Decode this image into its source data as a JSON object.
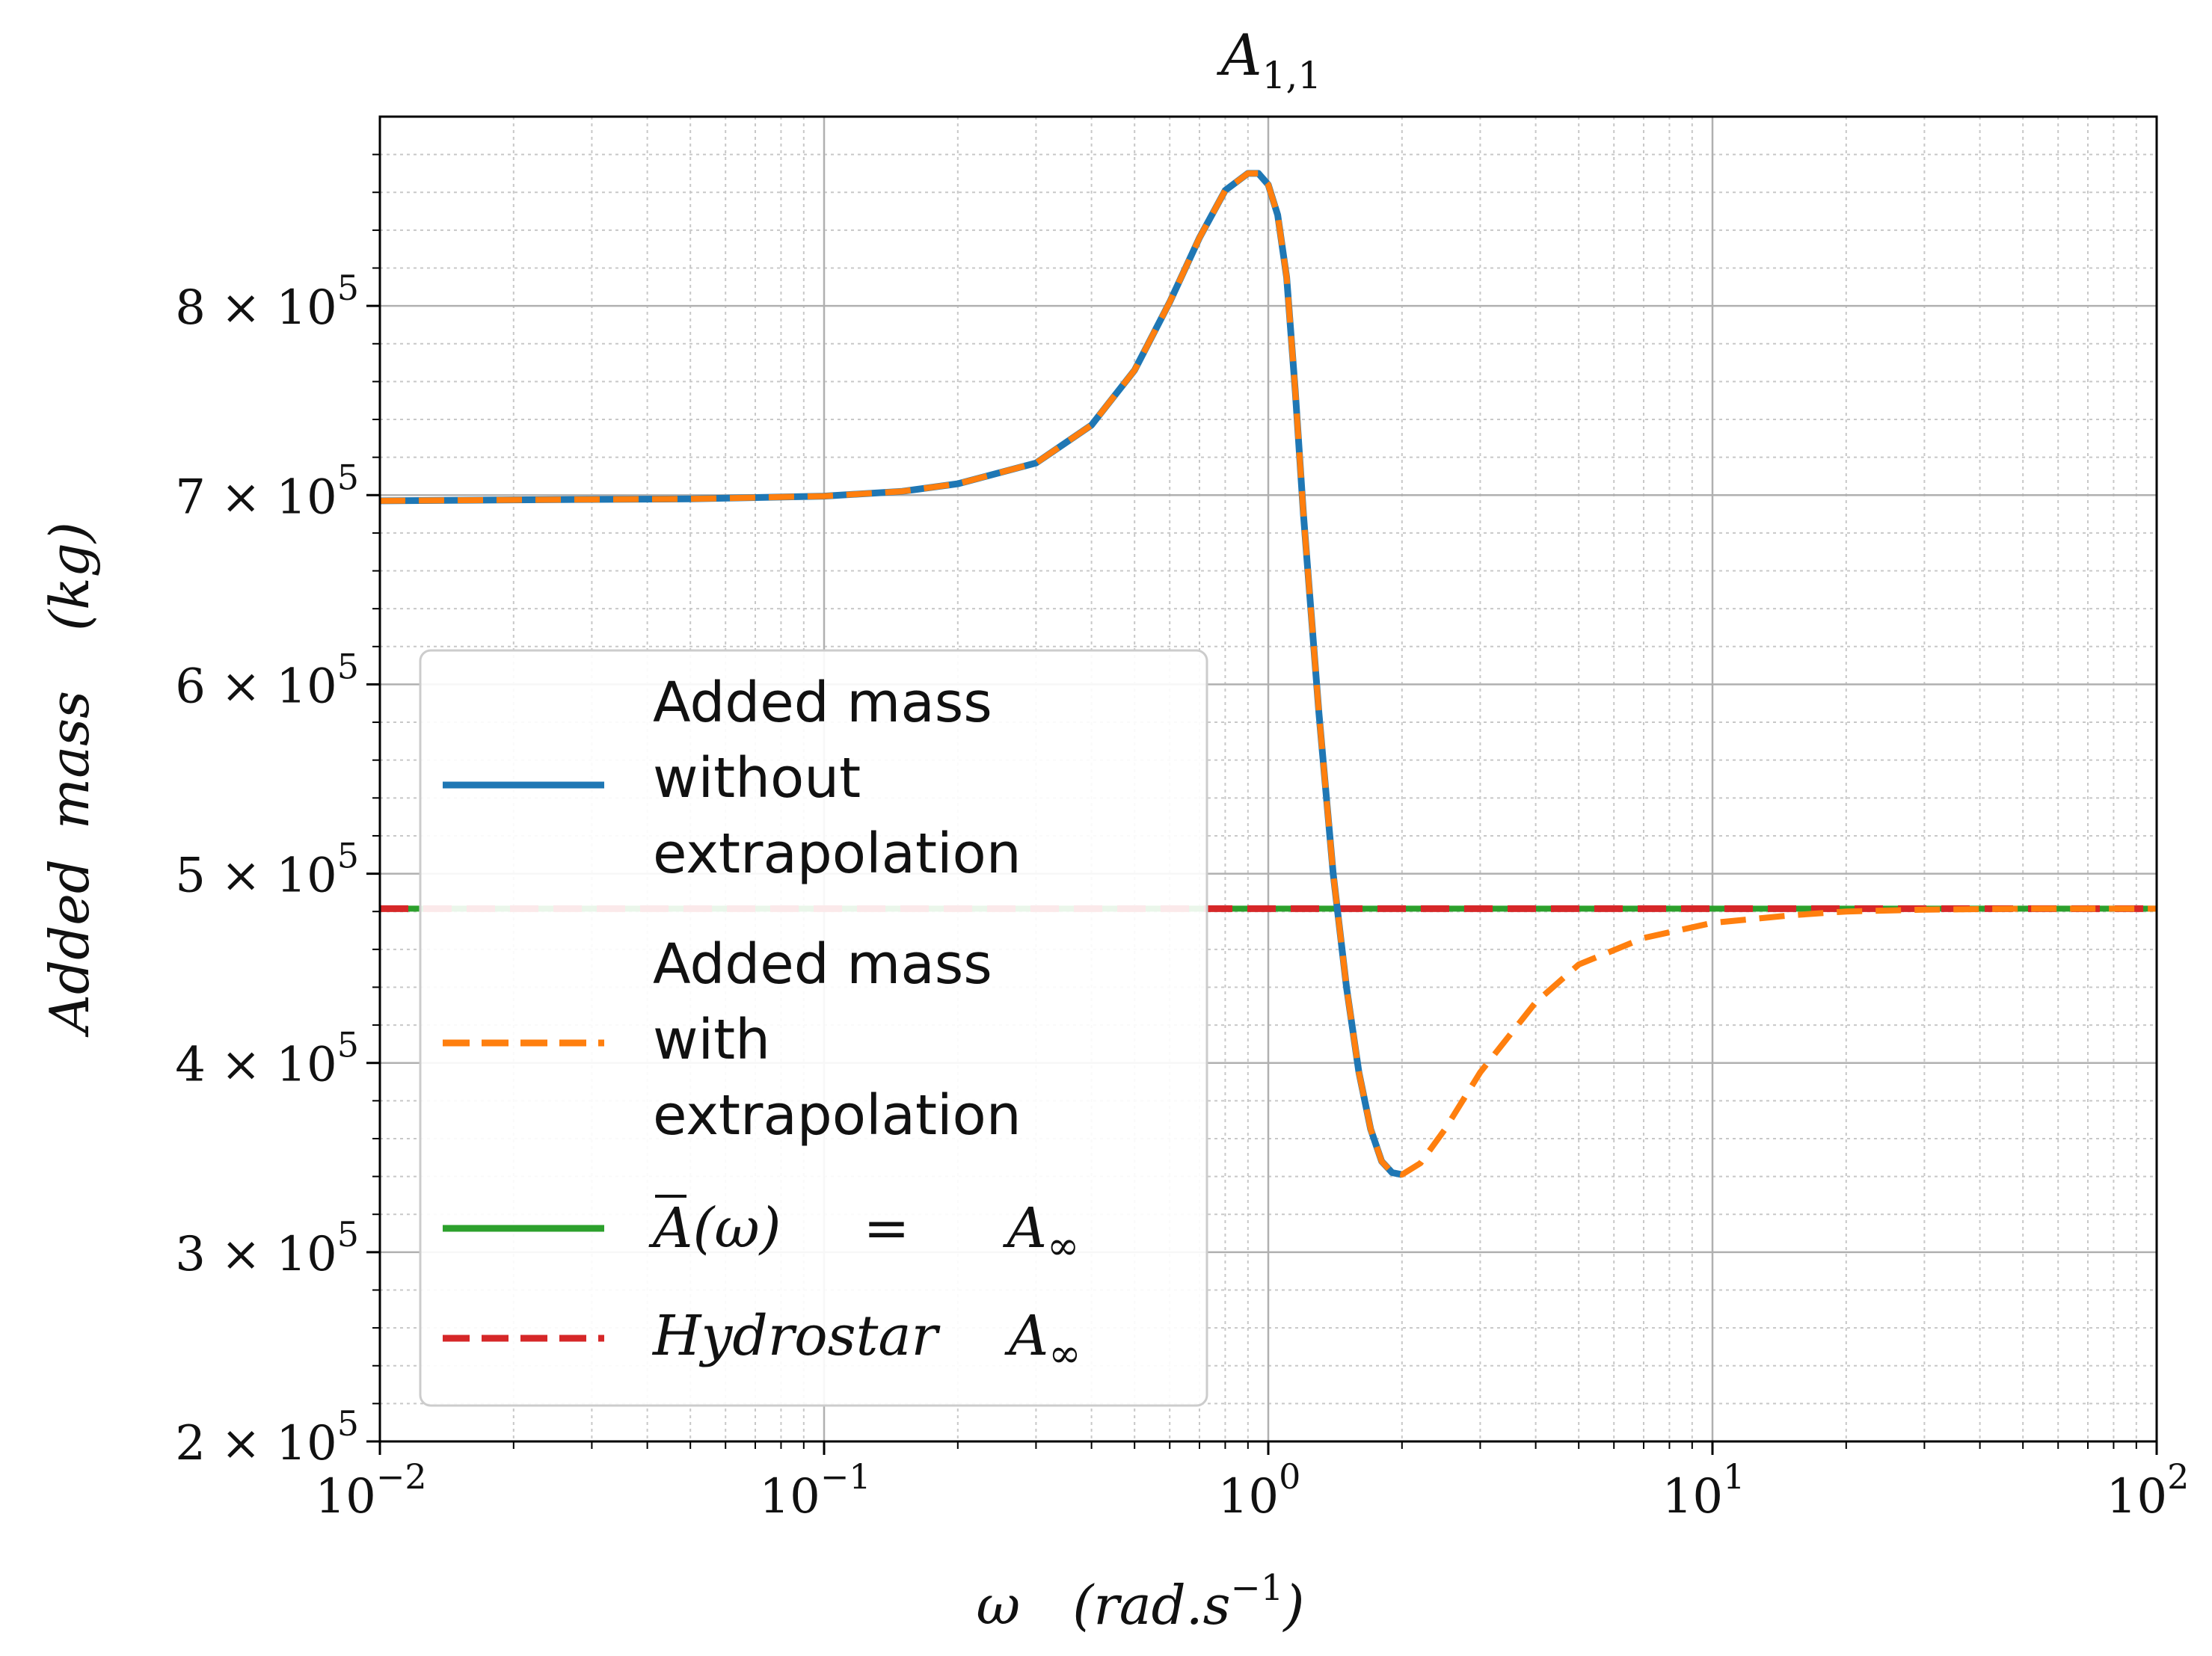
{
  "chart_data": {
    "type": "line",
    "title": {
      "base": "A",
      "sub": "1,1"
    },
    "xlabel": {
      "symbol": "ω",
      "unit": "(rad.s",
      "exp": "−1",
      "close": ")"
    },
    "ylabel": {
      "word1": "Added",
      "word2": "mass",
      "unit": "(kg)"
    },
    "xscale": "log",
    "xlim": [
      0.01,
      100
    ],
    "ylim": [
      200000,
      900000
    ],
    "grid": true,
    "legend_position": "center-left",
    "x_ticks": [
      {
        "value": 0.01,
        "base": "10",
        "exp": "−2"
      },
      {
        "value": 0.1,
        "base": "10",
        "exp": "−1"
      },
      {
        "value": 1,
        "base": "10",
        "exp": "0"
      },
      {
        "value": 10,
        "base": "10",
        "exp": "1"
      },
      {
        "value": 100,
        "base": "10",
        "exp": "2"
      }
    ],
    "y_ticks": [
      {
        "value": 200000,
        "mant": "2",
        "base": "10",
        "exp": "5"
      },
      {
        "value": 300000,
        "mant": "3",
        "base": "10",
        "exp": "5"
      },
      {
        "value": 400000,
        "mant": "4",
        "base": "10",
        "exp": "5"
      },
      {
        "value": 500000,
        "mant": "5",
        "base": "10",
        "exp": "5"
      },
      {
        "value": 600000,
        "mant": "6",
        "base": "10",
        "exp": "5"
      },
      {
        "value": 700000,
        "mant": "7",
        "base": "10",
        "exp": "5"
      },
      {
        "value": 800000,
        "mant": "8",
        "base": "10",
        "exp": "5"
      }
    ],
    "series": [
      {
        "name": "Added mass without extrapolation",
        "legend_lines": [
          "Added mass",
          "without",
          "extrapolation"
        ],
        "color": "#1f77b4",
        "style": "solid",
        "points": [
          [
            0.01,
            697000
          ],
          [
            0.02,
            697500
          ],
          [
            0.05,
            698000
          ],
          [
            0.1,
            699500
          ],
          [
            0.15,
            702000
          ],
          [
            0.2,
            706000
          ],
          [
            0.3,
            717000
          ],
          [
            0.4,
            737000
          ],
          [
            0.5,
            766000
          ],
          [
            0.6,
            802000
          ],
          [
            0.7,
            836000
          ],
          [
            0.8,
            861000
          ],
          [
            0.9,
            870000
          ],
          [
            0.95,
            870000
          ],
          [
            1.0,
            864000
          ],
          [
            1.05,
            848000
          ],
          [
            1.1,
            815000
          ],
          [
            1.15,
            755000
          ],
          [
            1.2,
            690000
          ],
          [
            1.3,
            585000
          ],
          [
            1.4,
            500000
          ],
          [
            1.5,
            440000
          ],
          [
            1.6,
            395000
          ],
          [
            1.7,
            365000
          ],
          [
            1.8,
            348000
          ],
          [
            1.9,
            342000
          ],
          [
            2.0,
            341000
          ]
        ]
      },
      {
        "name": "Added mass with extrapolation",
        "legend_lines": [
          "Added mass",
          "with",
          "extrapolation"
        ],
        "color": "#ff7f0e",
        "style": "dashed",
        "points": [
          [
            0.01,
            697000
          ],
          [
            0.02,
            697500
          ],
          [
            0.05,
            698000
          ],
          [
            0.1,
            699500
          ],
          [
            0.15,
            702000
          ],
          [
            0.2,
            706000
          ],
          [
            0.3,
            717000
          ],
          [
            0.4,
            737000
          ],
          [
            0.5,
            766000
          ],
          [
            0.6,
            802000
          ],
          [
            0.7,
            836000
          ],
          [
            0.8,
            861000
          ],
          [
            0.9,
            870000
          ],
          [
            0.95,
            870000
          ],
          [
            1.0,
            864000
          ],
          [
            1.05,
            848000
          ],
          [
            1.1,
            815000
          ],
          [
            1.15,
            755000
          ],
          [
            1.2,
            690000
          ],
          [
            1.3,
            585000
          ],
          [
            1.4,
            500000
          ],
          [
            1.5,
            440000
          ],
          [
            1.6,
            395000
          ],
          [
            1.7,
            365000
          ],
          [
            1.8,
            348000
          ],
          [
            1.9,
            342000
          ],
          [
            2.0,
            341000
          ],
          [
            2.2,
            347000
          ],
          [
            2.5,
            365000
          ],
          [
            3.0,
            395000
          ],
          [
            4.0,
            432000
          ],
          [
            5.0,
            452000
          ],
          [
            7.0,
            466000
          ],
          [
            10.0,
            474000
          ],
          [
            15.0,
            478000
          ],
          [
            20.0,
            480000
          ],
          [
            30.0,
            481000
          ],
          [
            50.0,
            481500
          ],
          [
            100.0,
            481500
          ]
        ]
      },
      {
        "name": "A(ω) = A∞",
        "legend_parts": {
          "a": "A",
          "omega": "(ω)",
          "eq": "=",
          "ainf": "A",
          "inf": "∞"
        },
        "color": "#2ca02c",
        "style": "solid",
        "points": [
          [
            0.01,
            481500
          ],
          [
            100,
            481500
          ]
        ]
      },
      {
        "name": "Hydrostar A∞",
        "legend_parts": {
          "word": "Hydrostar",
          "ainf": "A",
          "inf": "∞"
        },
        "color": "#d62728",
        "style": "dashed",
        "points": [
          [
            0.01,
            481500
          ],
          [
            100,
            481500
          ]
        ]
      }
    ]
  }
}
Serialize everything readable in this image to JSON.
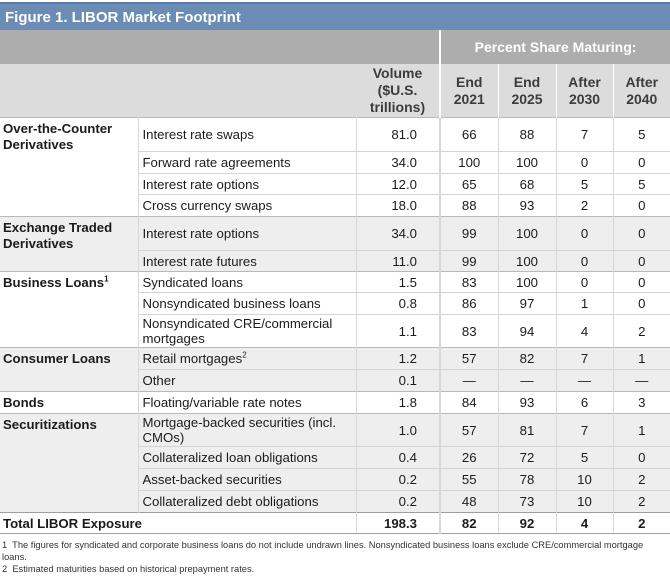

* [GIVEN INSTRUCTION]
Apart from the pictures, the entries above are to be repeated in full and exactly.

* [TASK ANSWER]
Decode this image into its source data as a JSON object.
{
  "chart_data": {
    "type": "line",
    "title": {
      "base": "A",
      "sub": "1,1"
    },
    "xlabel": {
      "symbol": "ω",
      "unit": "(rad.s",
      "exp": "−1",
      "close": ")"
    },
    "ylabel": {
      "word1": "Added",
      "word2": "mass",
      "unit": "(kg)"
    },
    "xscale": "log",
    "xlim": [
      0.01,
      100
    ],
    "ylim": [
      200000,
      900000
    ],
    "grid": true,
    "legend_position": "center-left",
    "x_ticks": [
      {
        "value": 0.01,
        "base": "10",
        "exp": "−2"
      },
      {
        "value": 0.1,
        "base": "10",
        "exp": "−1"
      },
      {
        "value": 1,
        "base": "10",
        "exp": "0"
      },
      {
        "value": 10,
        "base": "10",
        "exp": "1"
      },
      {
        "value": 100,
        "base": "10",
        "exp": "2"
      }
    ],
    "y_ticks": [
      {
        "value": 200000,
        "mant": "2",
        "base": "10",
        "exp": "5"
      },
      {
        "value": 300000,
        "mant": "3",
        "base": "10",
        "exp": "5"
      },
      {
        "value": 400000,
        "mant": "4",
        "base": "10",
        "exp": "5"
      },
      {
        "value": 500000,
        "mant": "5",
        "base": "10",
        "exp": "5"
      },
      {
        "value": 600000,
        "mant": "6",
        "base": "10",
        "exp": "5"
      },
      {
        "value": 700000,
        "mant": "7",
        "base": "10",
        "exp": "5"
      },
      {
        "value": 800000,
        "mant": "8",
        "base": "10",
        "exp": "5"
      }
    ],
    "series": [
      {
        "name": "Added mass without extrapolation",
        "legend_lines": [
          "Added mass",
          "without",
          "extrapolation"
        ],
        "color": "#1f77b4",
        "style": "solid",
        "points": [
          [
            0.01,
            697000
          ],
          [
            0.02,
            697500
          ],
          [
            0.05,
            698000
          ],
          [
            0.1,
            699500
          ],
          [
            0.15,
            702000
          ],
          [
            0.2,
            706000
          ],
          [
            0.3,
            717000
          ],
          [
            0.4,
            737000
          ],
          [
            0.5,
            766000
          ],
          [
            0.6,
            802000
          ],
          [
            0.7,
            836000
          ],
          [
            0.8,
            861000
          ],
          [
            0.9,
            870000
          ],
          [
            0.95,
            870000
          ],
          [
            1.0,
            864000
          ],
          [
            1.05,
            848000
          ],
          [
            1.1,
            815000
          ],
          [
            1.15,
            755000
          ],
          [
            1.2,
            690000
          ],
          [
            1.3,
            585000
          ],
          [
            1.4,
            500000
          ],
          [
            1.5,
            440000
          ],
          [
            1.6,
            395000
          ],
          [
            1.7,
            365000
          ],
          [
            1.8,
            348000
          ],
          [
            1.9,
            342000
          ],
          [
            2.0,
            341000
          ]
        ]
      },
      {
        "name": "Added mass with extrapolation",
        "legend_lines": [
          "Added mass",
          "with",
          "extrapolation"
        ],
        "color": "#ff7f0e",
        "style": "dashed",
        "points": [
          [
            0.01,
            697000
          ],
          [
            0.02,
            697500
          ],
          [
            0.05,
            698000
          ],
          [
            0.1,
            699500
          ],
          [
            0.15,
            702000
          ],
          [
            0.2,
            706000
          ],
          [
            0.3,
            717000
          ],
          [
            0.4,
            737000
          ],
          [
            0.5,
            766000
          ],
          [
            0.6,
            802000
          ],
          [
            0.7,
            836000
          ],
          [
            0.8,
            861000
          ],
          [
            0.9,
            870000
          ],
          [
            0.95,
            870000
          ],
          [
            1.0,
            864000
          ],
          [
            1.05,
            848000
          ],
          [
            1.1,
            815000
          ],
          [
            1.15,
            755000
          ],
          [
            1.2,
            690000
          ],
          [
            1.3,
            585000
          ],
          [
            1.4,
            500000
          ],
          [
            1.5,
            440000
          ],
          [
            1.6,
            395000
          ],
          [
            1.7,
            365000
          ],
          [
            1.8,
            348000
          ],
          [
            1.9,
            342000
          ],
          [
            2.0,
            341000
          ],
          [
            2.2,
            347000
          ],
          [
            2.5,
            365000
          ],
          [
            3.0,
            395000
          ],
          [
            4.0,
            432000
          ],
          [
            5.0,
            452000
          ],
          [
            7.0,
            466000
          ],
          [
            10.0,
            474000
          ],
          [
            15.0,
            478000
          ],
          [
            20.0,
            480000
          ],
          [
            30.0,
            481000
          ],
          [
            50.0,
            481500
          ],
          [
            100.0,
            481500
          ]
        ]
      },
      {
        "name": "A(ω) = A∞",
        "legend_parts": {
          "a": "A",
          "omega": "(ω)",
          "eq": "=",
          "ainf": "A",
          "inf": "∞"
        },
        "color": "#2ca02c",
        "style": "solid",
        "points": [
          [
            0.01,
            481500
          ],
          [
            100,
            481500
          ]
        ]
      },
      {
        "name": "Hydrostar A∞",
        "legend_parts": {
          "word": "Hydrostar",
          "ainf": "A",
          "inf": "∞"
        },
        "color": "#d62728",
        "style": "dashed",
        "points": [
          [
            0.01,
            481500
          ],
          [
            100,
            481500
          ]
        ]
      }
    ]
  }
}
Serialize everything readable in this image to JSON.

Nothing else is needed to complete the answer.